* Request:
Repeat each line exactly, leaving nothing out.
====
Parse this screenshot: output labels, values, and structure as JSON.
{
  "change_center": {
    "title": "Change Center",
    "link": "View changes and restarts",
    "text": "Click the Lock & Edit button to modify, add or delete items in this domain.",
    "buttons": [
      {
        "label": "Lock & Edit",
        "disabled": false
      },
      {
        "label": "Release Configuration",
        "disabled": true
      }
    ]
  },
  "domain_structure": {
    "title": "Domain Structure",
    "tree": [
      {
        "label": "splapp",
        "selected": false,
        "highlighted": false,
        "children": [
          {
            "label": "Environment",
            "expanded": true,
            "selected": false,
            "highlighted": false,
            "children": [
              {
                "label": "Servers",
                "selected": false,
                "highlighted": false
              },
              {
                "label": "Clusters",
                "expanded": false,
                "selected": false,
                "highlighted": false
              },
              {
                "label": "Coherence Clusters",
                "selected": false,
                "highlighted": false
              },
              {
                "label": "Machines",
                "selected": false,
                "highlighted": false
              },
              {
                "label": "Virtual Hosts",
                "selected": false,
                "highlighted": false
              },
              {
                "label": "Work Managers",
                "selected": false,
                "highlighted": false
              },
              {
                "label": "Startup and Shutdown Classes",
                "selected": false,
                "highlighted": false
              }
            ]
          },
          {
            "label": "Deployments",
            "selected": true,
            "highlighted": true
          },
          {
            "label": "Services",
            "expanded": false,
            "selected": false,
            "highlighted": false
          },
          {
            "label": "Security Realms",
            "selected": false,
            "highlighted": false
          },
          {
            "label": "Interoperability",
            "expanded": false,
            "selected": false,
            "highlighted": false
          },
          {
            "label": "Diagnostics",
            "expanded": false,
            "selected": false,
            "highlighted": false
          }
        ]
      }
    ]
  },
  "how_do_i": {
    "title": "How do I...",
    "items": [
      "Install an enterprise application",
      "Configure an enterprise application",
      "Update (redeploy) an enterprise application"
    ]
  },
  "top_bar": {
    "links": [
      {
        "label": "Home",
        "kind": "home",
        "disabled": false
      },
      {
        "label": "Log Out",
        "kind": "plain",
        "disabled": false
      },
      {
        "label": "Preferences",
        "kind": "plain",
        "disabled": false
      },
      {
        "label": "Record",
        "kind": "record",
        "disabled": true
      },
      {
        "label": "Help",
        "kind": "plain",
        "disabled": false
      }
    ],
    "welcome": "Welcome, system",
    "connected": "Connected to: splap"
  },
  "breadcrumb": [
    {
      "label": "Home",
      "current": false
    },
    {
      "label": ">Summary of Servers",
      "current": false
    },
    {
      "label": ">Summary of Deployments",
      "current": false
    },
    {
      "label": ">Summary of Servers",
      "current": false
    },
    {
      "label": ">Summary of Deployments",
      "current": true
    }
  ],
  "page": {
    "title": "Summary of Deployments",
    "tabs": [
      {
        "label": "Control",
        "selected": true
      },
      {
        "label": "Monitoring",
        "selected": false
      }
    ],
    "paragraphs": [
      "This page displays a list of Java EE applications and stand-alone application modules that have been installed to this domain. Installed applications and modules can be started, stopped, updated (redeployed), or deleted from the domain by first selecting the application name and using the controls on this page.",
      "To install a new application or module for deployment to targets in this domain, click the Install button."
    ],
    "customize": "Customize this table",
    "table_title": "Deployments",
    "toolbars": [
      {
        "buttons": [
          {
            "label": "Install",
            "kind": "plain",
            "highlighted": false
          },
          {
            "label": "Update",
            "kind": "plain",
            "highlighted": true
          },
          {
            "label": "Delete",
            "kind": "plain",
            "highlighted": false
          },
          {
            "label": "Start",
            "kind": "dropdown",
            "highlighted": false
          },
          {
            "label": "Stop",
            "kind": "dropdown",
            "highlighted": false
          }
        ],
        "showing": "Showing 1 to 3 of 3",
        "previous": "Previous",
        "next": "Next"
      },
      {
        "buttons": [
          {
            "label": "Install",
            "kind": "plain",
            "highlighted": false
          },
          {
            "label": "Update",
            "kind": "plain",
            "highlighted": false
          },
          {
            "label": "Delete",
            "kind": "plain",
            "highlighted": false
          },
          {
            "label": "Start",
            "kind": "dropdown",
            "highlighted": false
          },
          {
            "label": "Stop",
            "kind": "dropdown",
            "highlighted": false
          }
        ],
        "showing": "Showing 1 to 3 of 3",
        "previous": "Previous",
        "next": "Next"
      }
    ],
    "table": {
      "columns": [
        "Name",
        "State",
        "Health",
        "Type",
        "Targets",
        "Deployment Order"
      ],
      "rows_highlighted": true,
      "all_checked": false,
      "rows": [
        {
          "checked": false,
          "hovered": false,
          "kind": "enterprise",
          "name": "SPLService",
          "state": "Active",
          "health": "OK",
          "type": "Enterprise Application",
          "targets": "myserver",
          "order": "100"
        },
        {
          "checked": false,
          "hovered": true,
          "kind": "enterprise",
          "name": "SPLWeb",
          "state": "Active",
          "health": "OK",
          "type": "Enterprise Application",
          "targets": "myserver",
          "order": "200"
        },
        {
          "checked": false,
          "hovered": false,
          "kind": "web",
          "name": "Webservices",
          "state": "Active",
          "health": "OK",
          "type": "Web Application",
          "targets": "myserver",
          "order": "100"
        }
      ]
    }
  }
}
====
* Correct answer:
Parse this screenshot: output labels, values, and structure as JSON.
{
  "change_center": {
    "title": "Change Center",
    "link": "View changes and restarts",
    "text": "Click the Lock & Edit button to modify, add or delete items in this domain.",
    "buttons": [
      {
        "label": "Lock & Edit",
        "disabled": false
      },
      {
        "label": "Release Configuration",
        "disabled": true
      }
    ]
  },
  "domain_structure": {
    "title": "Domain Structure",
    "tree": [
      {
        "label": "splapp",
        "selected": false,
        "highlighted": false,
        "children": [
          {
            "label": "Environment",
            "expanded": true,
            "selected": false,
            "highlighted": false,
            "children": [
              {
                "label": "Servers",
                "selected": false,
                "highlighted": false
              },
              {
                "label": "Clusters",
                "expanded": false,
                "selected": false,
                "highlighted": false
              },
              {
                "label": "Coherence Clusters",
                "selected": false,
                "highlighted": false
              },
              {
                "label": "Machines",
                "selected": false,
                "highlighted": false
              },
              {
                "label": "Virtual Hosts",
                "selected": false,
                "highlighted": false
              },
              {
                "label": "Work Managers",
                "selected": false,
                "highlighted": false
              },
              {
                "label": "Startup and Shutdown Classes",
                "selected": false,
                "highlighted": false
              }
            ]
          },
          {
            "label": "Deployments",
            "selected": true,
            "highlighted": true
          },
          {
            "label": "Services",
            "expanded": false,
            "selected": false,
            "highlighted": false
          },
          {
            "label": "Security Realms",
            "selected": false,
            "highlighted": false
          },
          {
            "label": "Interoperability",
            "expanded": false,
            "selected": false,
            "highlighted": false
          },
          {
            "label": "Diagnostics",
            "expanded": false,
            "selected": false,
            "highlighted": false
          }
        ]
      }
    ]
  },
  "how_do_i": {
    "title": "How do I...",
    "items": [
      "Install an enterprise application",
      "Configure an enterprise application",
      "Update (redeploy) an enterprise application"
    ]
  },
  "top_bar": {
    "links": [
      {
        "label": "Home",
        "kind": "home",
        "disabled": false
      },
      {
        "label": "Log Out",
        "kind": "plain",
        "disabled": false
      },
      {
        "label": "Preferences",
        "kind": "plain",
        "disabled": false
      },
      {
        "label": "Record",
        "kind": "record",
        "disabled": true
      },
      {
        "label": "Help",
        "kind": "plain",
        "disabled": false
      }
    ],
    "welcome": "Welcome, system",
    "connected": "Connected to: splap"
  },
  "breadcrumb": [
    {
      "label": "Home",
      "current": false
    },
    {
      "label": ">Summary of Servers",
      "current": false
    },
    {
      "label": ">Summary of Deployments",
      "current": false
    },
    {
      "label": ">Summary of Servers",
      "current": false
    },
    {
      "label": ">Summary of Deployments",
      "current": true
    }
  ],
  "page": {
    "title": "Summary of Deployments",
    "tabs": [
      {
        "label": "Control",
        "selected": true
      },
      {
        "label": "Monitoring",
        "selected": false
      }
    ],
    "paragraphs": [
      "This page displays a list of Java EE applications and stand-alone application modules that have been installed to this domain. Installed applications and modules can be started, stopped, updated (redeployed), or deleted from the domain by first selecting the application name and using the controls on this page.",
      "To install a new application or module for deployment to targets in this domain, click the Install button."
    ],
    "customize": "Customize this table",
    "table_title": "Deployments",
    "toolbars": [
      {
        "buttons": [
          {
            "label": "Install",
            "kind": "plain",
            "highlighted": false
          },
          {
            "label": "Update",
            "kind": "plain",
            "highlighted": true
          },
          {
            "label": "Delete",
            "kind": "plain",
            "highlighted": false
          },
          {
            "label": "Start",
            "kind": "dropdown",
            "highlighted": false
          },
          {
            "label": "Stop",
            "kind": "dropdown",
            "highlighted": false
          }
        ],
        "showing": "Showing 1 to 3 of 3",
        "previous": "Previous",
        "next": "Next"
      },
      {
        "buttons": [
          {
            "label": "Install",
            "kind": "plain",
            "highlighted": false
          },
          {
            "label": "Update",
            "kind": "plain",
            "highlighted": false
          },
          {
            "label": "Delete",
            "kind": "plain",
            "highlighted": false
          },
          {
            "label": "Start",
            "kind": "dropdown",
            "highlighted": false
          },
          {
            "label": "Stop",
            "kind": "dropdown",
            "highlighted": false
          }
        ],
        "showing": "Showing 1 to 3 of 3",
        "previous": "Previous",
        "next": "Next"
      }
    ],
    "table": {
      "columns": [
        "Name",
        "State",
        "Health",
        "Type",
        "Targets",
        "Deployment Order"
      ],
      "rows_highlighted": true,
      "all_checked": false,
      "rows": [
        {
          "checked": false,
          "hovered": false,
          "kind": "enterprise",
          "name": "SPLService",
          "state": "Active",
          "health": "OK",
          "type": "Enterprise Application",
          "targets": "myserver",
          "order": "100"
        },
        {
          "checked": false,
          "hovered": true,
          "kind": "enterprise",
          "name": "SPLWeb",
          "state": "Active",
          "health": "OK",
          "type": "Enterprise Application",
          "targets": "myserver",
          "order": "200"
        },
        {
          "checked": false,
          "hovered": false,
          "kind": "web",
          "name": "Webservices",
          "state": "Active",
          "health": "OK",
          "type": "Web Application",
          "targets": "myserver",
          "order": "100"
        }
      ]
    }
  }
}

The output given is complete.